There are two mores functions:
- `SH_STATUS sh_log_uint64_hex_fixed(sh_uint64 n)`: log a `sh_uint64` in hexadecimal without removing useless zeros, useful for logging pointers and address
- `SH_STATUS sh_log_double(double value)`: log a double encoded in decimal
## Output channels and log level
The Shelter logging API provide higher level functions to output on specific log channels. Here are all the log channels:
- `SH_LOG_DEBUG`: log level 0
- `SH_LOG_LOG`: log level 1
- `SH_LOG_WARNING`: log level 2
- `SH_LOG_ERROR`: log level 3
- `SH_LOG_CRITICAL`: log level 4
- `SH_LOG_FATAL`: log level 5
- `SH_LOG_TEST`: log level 6
Each log channel has a log level. The log level is set by the `log_level` boot configuration key. The log API will only output log messages with log level equal or higher to current log level. This restriction doesn't apply to log channel `SH_LOG_TEST`.
The `sh_log_OUTPUT_TYPE` type is used to store output type by log level. It's a wrapper of `sh_uint8`. The `sh_log_output_type_valid(sh_log_OUTPUT_TYPE t)` can be used to check if a log level is valid.

# RECORDED DATA
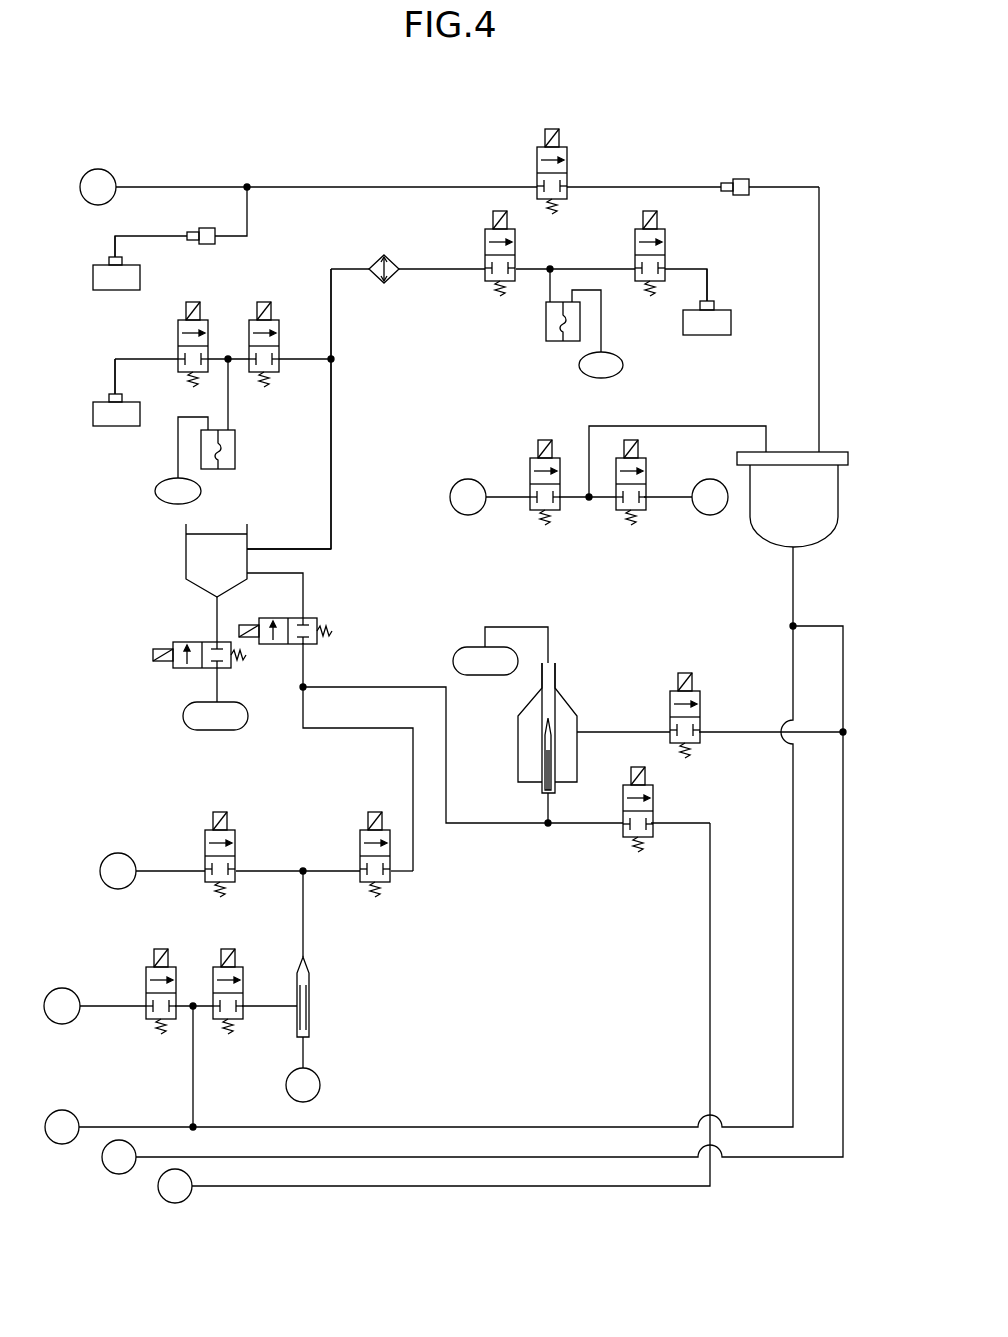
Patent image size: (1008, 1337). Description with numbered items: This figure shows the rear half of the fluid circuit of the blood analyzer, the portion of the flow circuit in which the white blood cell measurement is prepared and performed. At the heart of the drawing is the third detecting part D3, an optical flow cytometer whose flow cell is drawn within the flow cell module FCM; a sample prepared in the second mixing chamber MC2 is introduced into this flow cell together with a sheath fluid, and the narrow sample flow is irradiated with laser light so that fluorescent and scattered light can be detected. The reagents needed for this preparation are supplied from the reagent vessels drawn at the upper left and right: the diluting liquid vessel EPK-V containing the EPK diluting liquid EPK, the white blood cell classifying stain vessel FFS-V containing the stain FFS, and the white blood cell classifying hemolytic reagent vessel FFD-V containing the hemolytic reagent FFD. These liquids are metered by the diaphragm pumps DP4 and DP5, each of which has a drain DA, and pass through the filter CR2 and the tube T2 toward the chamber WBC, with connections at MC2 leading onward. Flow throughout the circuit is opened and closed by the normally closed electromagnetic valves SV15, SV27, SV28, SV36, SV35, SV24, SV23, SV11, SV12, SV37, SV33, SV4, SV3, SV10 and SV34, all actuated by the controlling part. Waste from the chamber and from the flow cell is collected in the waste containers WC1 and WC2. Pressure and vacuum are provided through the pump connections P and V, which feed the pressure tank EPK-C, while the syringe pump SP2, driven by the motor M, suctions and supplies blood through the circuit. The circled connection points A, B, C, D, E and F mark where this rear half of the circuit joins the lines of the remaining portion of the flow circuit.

# EXERCISE INSTRUCTIONS
Answer these questions using the Shelter logging text:
(a) Which function logs a `sh_uint64` in hexadecimal and keeps its useless zeros?
(b) What log level does `SH_LOG_WARNING` have?
(c) Which boot configuration key sets the log level?

# FINAL ANSWER
(a) `SH_STATUS sh_log_uint64_hex_fixed(sh_uint64 n)`
(b) 2
(c) `log_level`